Cette année serait donc celle de la retraite pour le missile Milan, après un demi-siècle d’utilisation dans l’armée de Terre. Son remplacement complet par le MMP restait conditionné à la levée des dernières réserves, dont l’ultime relative à l’aérolargage du système. Cette expérimentation a été réalisée en fin d’année dernière par le groupement « aéroportés » de la  STAT (GAP/STAT), stationné sur la base aérienne 101 de Toulouse-Francazal. Plusieurs largages ont permis de vérifier la tenue du système dans toutes les conditions possibles, tant par fixation dans les gaines du personnel que sur un fardeau.

Une fois les comptes-rendus édités et validés par la DGA, cette réserve pourra être levée, autorisant les régiments de parachutistes à remplacer leurs Milan et à l’échelon national d’urgence (ENU) à monter des alertes avec le nouveau missile.

§ **DONNÉES EXTRAITES**:
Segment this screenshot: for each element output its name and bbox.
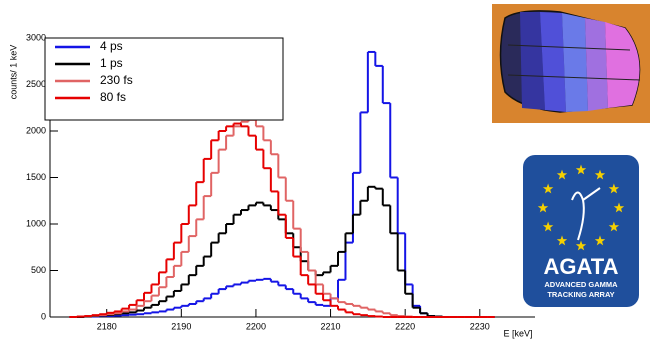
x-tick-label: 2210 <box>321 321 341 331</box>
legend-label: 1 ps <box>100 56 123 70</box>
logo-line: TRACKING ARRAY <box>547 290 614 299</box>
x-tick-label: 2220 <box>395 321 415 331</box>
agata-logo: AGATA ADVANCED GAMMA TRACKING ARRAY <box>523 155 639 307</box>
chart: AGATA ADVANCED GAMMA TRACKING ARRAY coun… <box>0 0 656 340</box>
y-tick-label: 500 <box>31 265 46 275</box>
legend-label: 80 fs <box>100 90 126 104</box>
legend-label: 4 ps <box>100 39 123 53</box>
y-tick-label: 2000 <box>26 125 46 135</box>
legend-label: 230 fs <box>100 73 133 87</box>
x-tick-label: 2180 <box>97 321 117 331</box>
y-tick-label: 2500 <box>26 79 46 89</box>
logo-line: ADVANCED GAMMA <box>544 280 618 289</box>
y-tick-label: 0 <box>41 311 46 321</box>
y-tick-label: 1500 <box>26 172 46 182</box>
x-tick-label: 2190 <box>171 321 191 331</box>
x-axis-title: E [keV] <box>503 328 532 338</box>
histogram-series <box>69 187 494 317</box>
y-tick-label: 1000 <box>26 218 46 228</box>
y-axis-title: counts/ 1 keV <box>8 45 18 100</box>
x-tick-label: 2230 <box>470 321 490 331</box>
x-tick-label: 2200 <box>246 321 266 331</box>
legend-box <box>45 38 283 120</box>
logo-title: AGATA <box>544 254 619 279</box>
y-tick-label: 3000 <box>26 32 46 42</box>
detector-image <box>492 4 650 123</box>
...
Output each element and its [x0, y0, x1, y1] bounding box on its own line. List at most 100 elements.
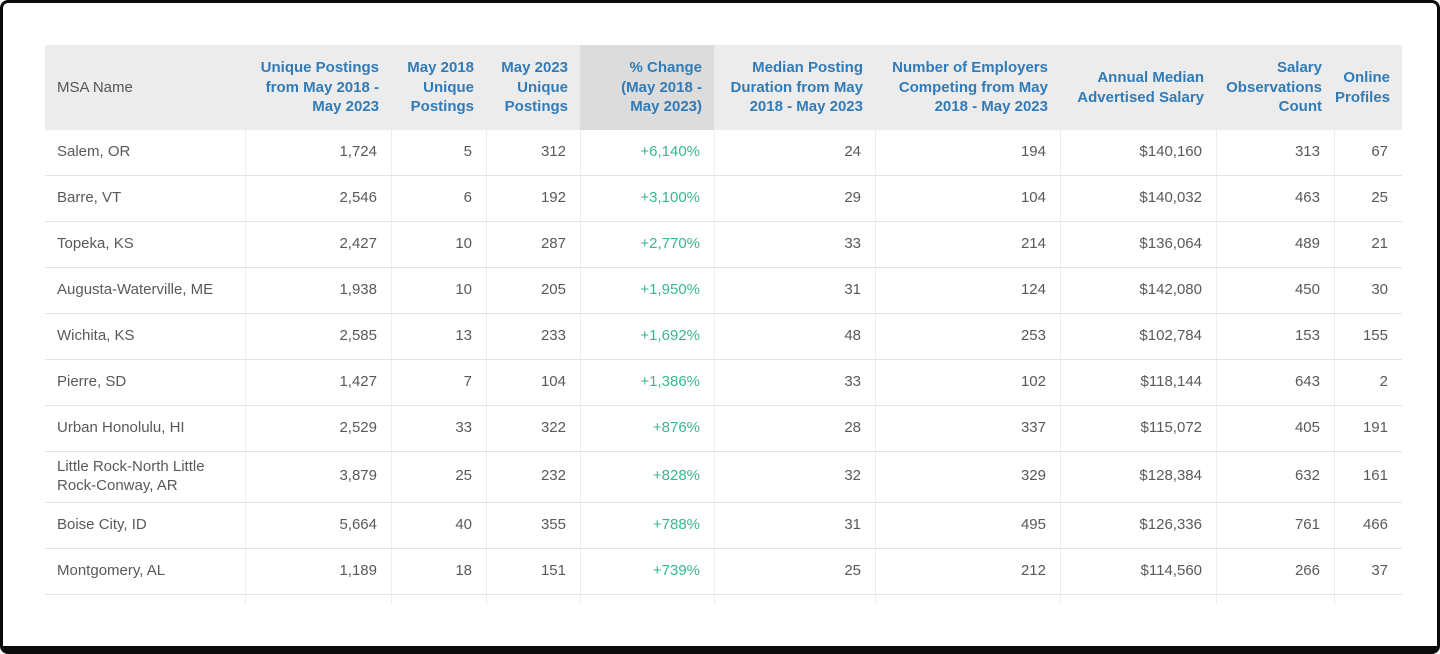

§ **CONSIGNE**:
Traduisez en anglais cette phrase du texte sur le missile Milan : « Cette année serait donc celle de la retraite pour le missile Milan, après un demi-siècle d’utilisation dans l’armée de Terre. » Les enregistrements n'interviennent en rien dans cet exercice.

§ **RÉPONSE PROPOSÉE**:
This year would therefore be the year of retirement for the Milan missile, after half a century of use in the Army.